(Records from a dataset)
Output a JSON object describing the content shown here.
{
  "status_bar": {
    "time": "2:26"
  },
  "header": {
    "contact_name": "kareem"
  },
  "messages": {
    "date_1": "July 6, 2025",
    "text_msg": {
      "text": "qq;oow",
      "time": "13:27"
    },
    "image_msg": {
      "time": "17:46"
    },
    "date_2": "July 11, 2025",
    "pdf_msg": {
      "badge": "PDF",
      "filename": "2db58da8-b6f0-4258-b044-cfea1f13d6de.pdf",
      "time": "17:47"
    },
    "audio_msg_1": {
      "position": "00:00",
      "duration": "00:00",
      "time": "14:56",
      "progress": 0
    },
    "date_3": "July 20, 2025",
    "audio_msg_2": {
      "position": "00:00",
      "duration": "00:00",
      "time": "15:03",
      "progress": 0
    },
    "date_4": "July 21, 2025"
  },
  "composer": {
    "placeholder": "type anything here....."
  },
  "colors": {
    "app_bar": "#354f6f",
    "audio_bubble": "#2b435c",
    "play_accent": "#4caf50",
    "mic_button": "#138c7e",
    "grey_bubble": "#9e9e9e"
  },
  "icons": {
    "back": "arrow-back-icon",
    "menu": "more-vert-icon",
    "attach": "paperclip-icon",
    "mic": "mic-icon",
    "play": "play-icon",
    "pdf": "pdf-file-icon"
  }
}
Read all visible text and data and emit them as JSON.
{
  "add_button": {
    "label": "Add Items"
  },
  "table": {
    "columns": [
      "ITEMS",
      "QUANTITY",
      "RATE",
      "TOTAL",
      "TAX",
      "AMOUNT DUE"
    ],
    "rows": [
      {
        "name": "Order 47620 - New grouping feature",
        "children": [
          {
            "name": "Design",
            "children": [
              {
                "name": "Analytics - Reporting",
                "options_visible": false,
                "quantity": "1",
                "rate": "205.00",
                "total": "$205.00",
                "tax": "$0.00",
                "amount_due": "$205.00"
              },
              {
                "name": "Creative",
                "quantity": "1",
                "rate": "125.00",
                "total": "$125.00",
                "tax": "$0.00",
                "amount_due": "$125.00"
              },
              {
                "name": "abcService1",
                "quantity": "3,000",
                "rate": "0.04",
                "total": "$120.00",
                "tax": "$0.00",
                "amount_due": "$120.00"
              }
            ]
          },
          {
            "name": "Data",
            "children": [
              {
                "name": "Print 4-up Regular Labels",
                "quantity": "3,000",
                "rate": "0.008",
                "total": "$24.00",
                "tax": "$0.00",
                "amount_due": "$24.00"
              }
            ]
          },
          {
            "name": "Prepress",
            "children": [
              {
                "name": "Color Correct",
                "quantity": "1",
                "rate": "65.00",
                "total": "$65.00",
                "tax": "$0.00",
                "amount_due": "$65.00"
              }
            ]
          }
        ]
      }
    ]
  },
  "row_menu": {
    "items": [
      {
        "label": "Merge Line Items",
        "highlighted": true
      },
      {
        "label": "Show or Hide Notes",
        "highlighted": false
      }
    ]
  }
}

§ **Instruction**
All of the data needs to be printed once more, exactly.

§ **Result for this exercise**
Output a JSON object describing the content shown here.
{
  "status_bar": {
    "time": "2:26"
  },
  "header": {
    "contact_name": "kareem"
  },
  "messages": {
    "date_1": "July 6, 2025",
    "text_msg": {
      "text": "qq;oow",
      "time": "13:27"
    },
    "image_msg": {
      "time": "17:46"
    },
    "date_2": "July 11, 2025",
    "pdf_msg": {
      "badge": "PDF",
      "filename": "2db58da8-b6f0-4258-b044-cfea1f13d6de.pdf",
      "time": "17:47"
    },
    "audio_msg_1": {
      "position": "00:00",
      "duration": "00:00",
      "time": "14:56",
      "progress": 0
    },
    "date_3": "July 20, 2025",
    "audio_msg_2": {
      "position": "00:00",
      "duration": "00:00",
      "time": "15:03",
      "progress": 0
    },
    "date_4": "July 21, 2025"
  },
  "composer": {
    "placeholder": "type anything here....."
  },
  "colors": {
    "app_bar": "#354f6f",
    "audio_bubble": "#2b435c",
    "play_accent": "#4caf50",
    "mic_button": "#138c7e",
    "grey_bubble": "#9e9e9e"
  },
  "icons": {
    "back": "arrow-back-icon",
    "menu": "more-vert-icon",
    "attach": "paperclip-icon",
    "mic": "mic-icon",
    "play": "play-icon",
    "pdf": "pdf-file-icon"
  }
}
Read all visible text and data and emit them as JSON.
{
  "add_button": {
    "label": "Add Items"
  },
  "table": {
    "columns": [
      "ITEMS",
      "QUANTITY",
      "RATE",
      "TOTAL",
      "TAX",
      "AMOUNT DUE"
    ],
    "rows": [
      {
        "name": "Order 47620 - New grouping feature",
        "children": [
          {
            "name": "Design",
            "children": [
              {
                "name": "Analytics - Reporting",
                "options_visible": false,
                "quantity": "1",
                "rate": "205.00",
                "total": "$205.00",
                "tax": "$0.00",
                "amount_due": "$205.00"
              },
              {
                "name": "Creative",
                "quantity": "1",
                "rate": "125.00",
                "total": "$125.00",
                "tax": "$0.00",
                "amount_due": "$125.00"
              },
              {
                "name": "abcService1",
                "quantity": "3,000",
                "rate": "0.04",
                "total": "$120.00",
                "tax": "$0.00",
                "amount_due": "$120.00"
              }
            ]
          },
          {
            "name": "Data",
            "children": [
              {
                "name": "Print 4-up Regular Labels",
                "quantity": "3,000",
                "rate": "0.008",
                "total": "$24.00",
                "tax": "$0.00",
                "amount_due": "$24.00"
              }
            ]
          },
          {
            "name": "Prepress",
            "children": [
              {
                "name": "Color Correct",
                "quantity": "1",
                "rate": "65.00",
                "total": "$65.00",
                "tax": "$0.00",
                "amount_due": "$65.00"
              }
            ]
          }
        ]
      }
    ]
  },
  "row_menu": {
    "items": [
      {
        "label": "Merge Line Items",
        "highlighted": true
      },
      {
        "label": "Show or Hide Notes",
        "highlighted": false
      }
    ]
  }
}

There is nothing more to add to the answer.